• WHAT IS NEEDED: Pull out every line in the data that has the string "JSON" in it.

Stored entries
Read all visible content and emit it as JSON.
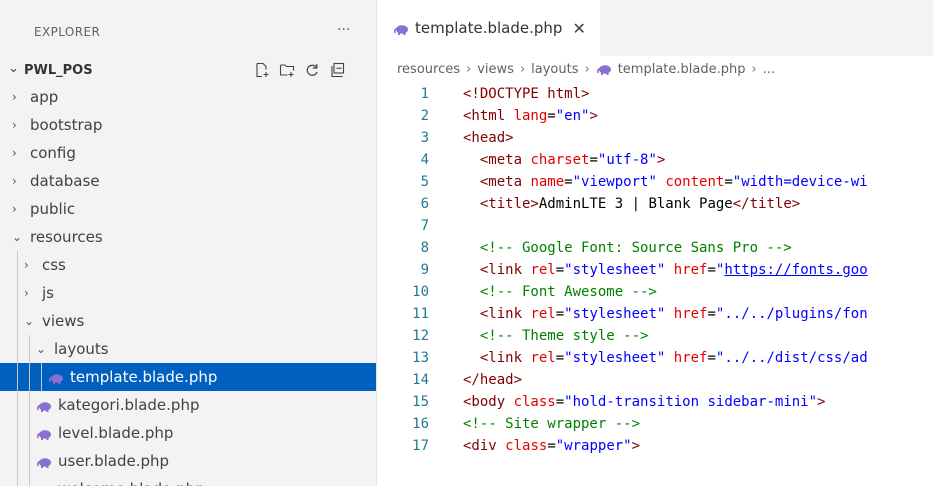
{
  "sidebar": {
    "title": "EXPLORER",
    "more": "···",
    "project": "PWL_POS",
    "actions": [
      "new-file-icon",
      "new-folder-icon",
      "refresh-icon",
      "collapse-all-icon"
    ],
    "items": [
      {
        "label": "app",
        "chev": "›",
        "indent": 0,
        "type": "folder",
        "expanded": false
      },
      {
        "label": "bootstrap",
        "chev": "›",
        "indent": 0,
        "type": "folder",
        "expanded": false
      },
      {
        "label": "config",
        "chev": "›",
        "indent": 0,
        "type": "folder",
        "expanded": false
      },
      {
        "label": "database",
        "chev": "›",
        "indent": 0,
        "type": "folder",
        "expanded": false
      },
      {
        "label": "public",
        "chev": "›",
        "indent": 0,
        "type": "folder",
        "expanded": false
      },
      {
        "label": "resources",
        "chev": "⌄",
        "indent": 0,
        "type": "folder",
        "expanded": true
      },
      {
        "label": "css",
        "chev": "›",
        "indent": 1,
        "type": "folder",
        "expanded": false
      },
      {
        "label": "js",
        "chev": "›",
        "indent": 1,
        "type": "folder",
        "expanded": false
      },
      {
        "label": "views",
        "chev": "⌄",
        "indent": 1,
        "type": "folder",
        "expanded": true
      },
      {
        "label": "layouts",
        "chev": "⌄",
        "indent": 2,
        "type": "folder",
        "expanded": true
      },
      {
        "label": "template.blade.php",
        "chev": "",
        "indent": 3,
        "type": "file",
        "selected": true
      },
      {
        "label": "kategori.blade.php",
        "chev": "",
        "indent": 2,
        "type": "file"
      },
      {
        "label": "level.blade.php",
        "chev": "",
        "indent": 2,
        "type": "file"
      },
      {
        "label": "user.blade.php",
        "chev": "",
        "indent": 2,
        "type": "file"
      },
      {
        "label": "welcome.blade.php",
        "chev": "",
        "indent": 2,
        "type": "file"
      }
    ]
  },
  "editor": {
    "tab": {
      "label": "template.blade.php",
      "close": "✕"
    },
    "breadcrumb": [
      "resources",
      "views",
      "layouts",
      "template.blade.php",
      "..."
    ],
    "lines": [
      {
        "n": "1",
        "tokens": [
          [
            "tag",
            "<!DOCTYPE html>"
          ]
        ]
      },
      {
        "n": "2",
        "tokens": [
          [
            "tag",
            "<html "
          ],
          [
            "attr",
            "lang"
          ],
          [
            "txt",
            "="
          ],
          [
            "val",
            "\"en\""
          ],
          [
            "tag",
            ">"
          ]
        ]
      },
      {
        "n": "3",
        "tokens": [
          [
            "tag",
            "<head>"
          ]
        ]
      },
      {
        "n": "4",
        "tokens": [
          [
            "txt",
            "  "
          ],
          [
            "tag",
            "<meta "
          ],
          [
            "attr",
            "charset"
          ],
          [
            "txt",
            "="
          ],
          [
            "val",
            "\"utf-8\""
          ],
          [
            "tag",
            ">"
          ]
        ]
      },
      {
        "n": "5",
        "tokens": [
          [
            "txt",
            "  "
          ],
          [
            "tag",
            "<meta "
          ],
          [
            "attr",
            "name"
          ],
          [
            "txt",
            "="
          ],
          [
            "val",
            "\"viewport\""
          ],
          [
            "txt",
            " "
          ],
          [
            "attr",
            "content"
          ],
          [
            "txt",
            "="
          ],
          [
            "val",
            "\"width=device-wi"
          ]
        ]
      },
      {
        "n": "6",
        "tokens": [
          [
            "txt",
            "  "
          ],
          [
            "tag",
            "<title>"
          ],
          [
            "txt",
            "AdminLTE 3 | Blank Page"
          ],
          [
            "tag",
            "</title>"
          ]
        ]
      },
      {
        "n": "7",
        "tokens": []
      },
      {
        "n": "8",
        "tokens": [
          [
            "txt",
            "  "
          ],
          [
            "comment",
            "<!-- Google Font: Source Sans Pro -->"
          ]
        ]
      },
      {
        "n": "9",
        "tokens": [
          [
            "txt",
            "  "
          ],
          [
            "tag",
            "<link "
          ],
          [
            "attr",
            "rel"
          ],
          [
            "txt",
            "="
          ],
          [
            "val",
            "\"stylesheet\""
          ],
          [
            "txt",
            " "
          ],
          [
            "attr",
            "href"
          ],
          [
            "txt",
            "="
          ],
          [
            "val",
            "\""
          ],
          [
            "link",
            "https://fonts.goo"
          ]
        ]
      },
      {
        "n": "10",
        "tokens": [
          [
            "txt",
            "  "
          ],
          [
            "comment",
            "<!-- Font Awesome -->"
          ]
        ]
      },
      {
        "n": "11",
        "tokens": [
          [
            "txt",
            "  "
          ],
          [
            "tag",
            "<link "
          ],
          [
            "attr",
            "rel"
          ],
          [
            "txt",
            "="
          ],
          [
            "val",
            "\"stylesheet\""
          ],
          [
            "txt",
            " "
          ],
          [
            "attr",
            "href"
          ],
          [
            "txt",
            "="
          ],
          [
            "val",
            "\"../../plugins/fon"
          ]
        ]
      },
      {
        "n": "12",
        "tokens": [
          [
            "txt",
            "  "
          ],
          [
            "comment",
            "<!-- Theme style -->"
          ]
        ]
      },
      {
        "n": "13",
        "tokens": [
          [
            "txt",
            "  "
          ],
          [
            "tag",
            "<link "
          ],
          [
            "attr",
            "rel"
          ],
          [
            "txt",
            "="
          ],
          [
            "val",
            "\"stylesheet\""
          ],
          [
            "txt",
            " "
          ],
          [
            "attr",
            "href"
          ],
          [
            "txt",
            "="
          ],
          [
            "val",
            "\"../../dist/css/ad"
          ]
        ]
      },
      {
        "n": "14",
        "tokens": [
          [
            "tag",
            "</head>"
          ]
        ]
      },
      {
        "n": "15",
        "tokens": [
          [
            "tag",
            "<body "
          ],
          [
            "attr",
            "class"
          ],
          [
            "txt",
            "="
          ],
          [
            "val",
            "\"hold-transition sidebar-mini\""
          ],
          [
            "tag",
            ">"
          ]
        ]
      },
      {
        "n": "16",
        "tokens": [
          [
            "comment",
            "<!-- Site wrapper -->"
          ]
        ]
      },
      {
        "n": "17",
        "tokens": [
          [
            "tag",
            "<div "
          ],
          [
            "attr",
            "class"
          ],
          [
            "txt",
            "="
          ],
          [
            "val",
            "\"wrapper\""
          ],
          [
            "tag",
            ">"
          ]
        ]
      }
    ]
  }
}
==
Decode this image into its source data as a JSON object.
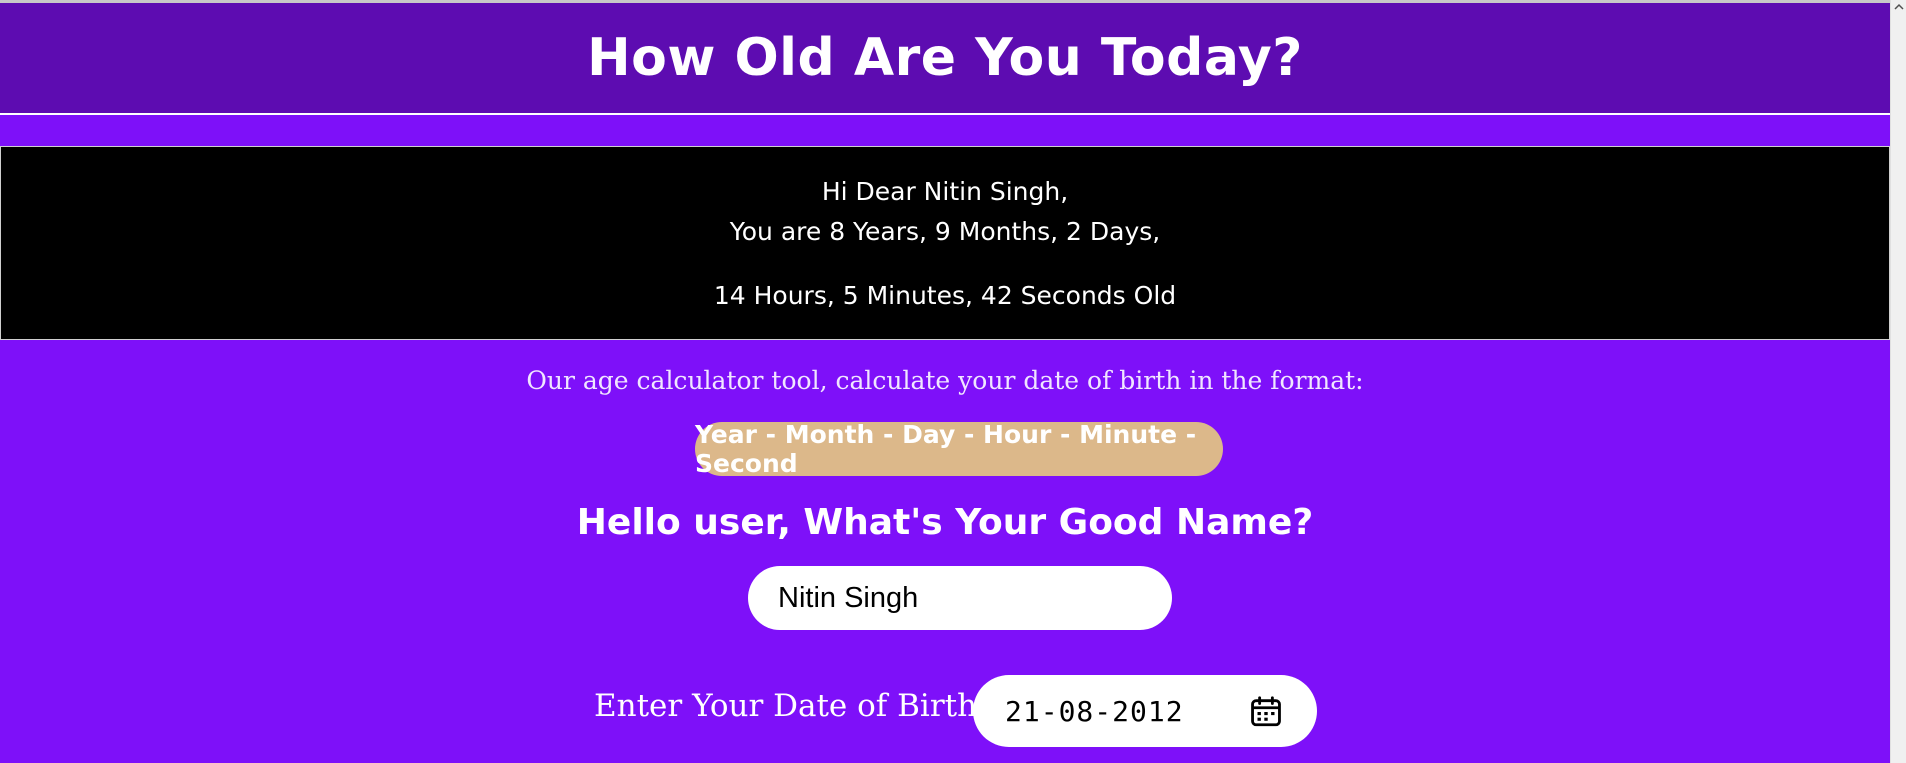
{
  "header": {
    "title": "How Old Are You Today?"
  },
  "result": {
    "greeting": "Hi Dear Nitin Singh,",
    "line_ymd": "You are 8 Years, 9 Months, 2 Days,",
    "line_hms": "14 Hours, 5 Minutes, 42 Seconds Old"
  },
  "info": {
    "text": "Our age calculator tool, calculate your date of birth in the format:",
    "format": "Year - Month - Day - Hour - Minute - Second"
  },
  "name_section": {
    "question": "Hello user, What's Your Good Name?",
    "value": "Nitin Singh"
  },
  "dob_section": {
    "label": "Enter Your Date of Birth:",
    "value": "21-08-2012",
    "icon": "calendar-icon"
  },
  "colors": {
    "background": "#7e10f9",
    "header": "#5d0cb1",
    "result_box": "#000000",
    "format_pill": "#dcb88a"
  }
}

• TASK RESULT:
Read all visible content and emit it as JSON.
Decode this image into its source data as a JSON object.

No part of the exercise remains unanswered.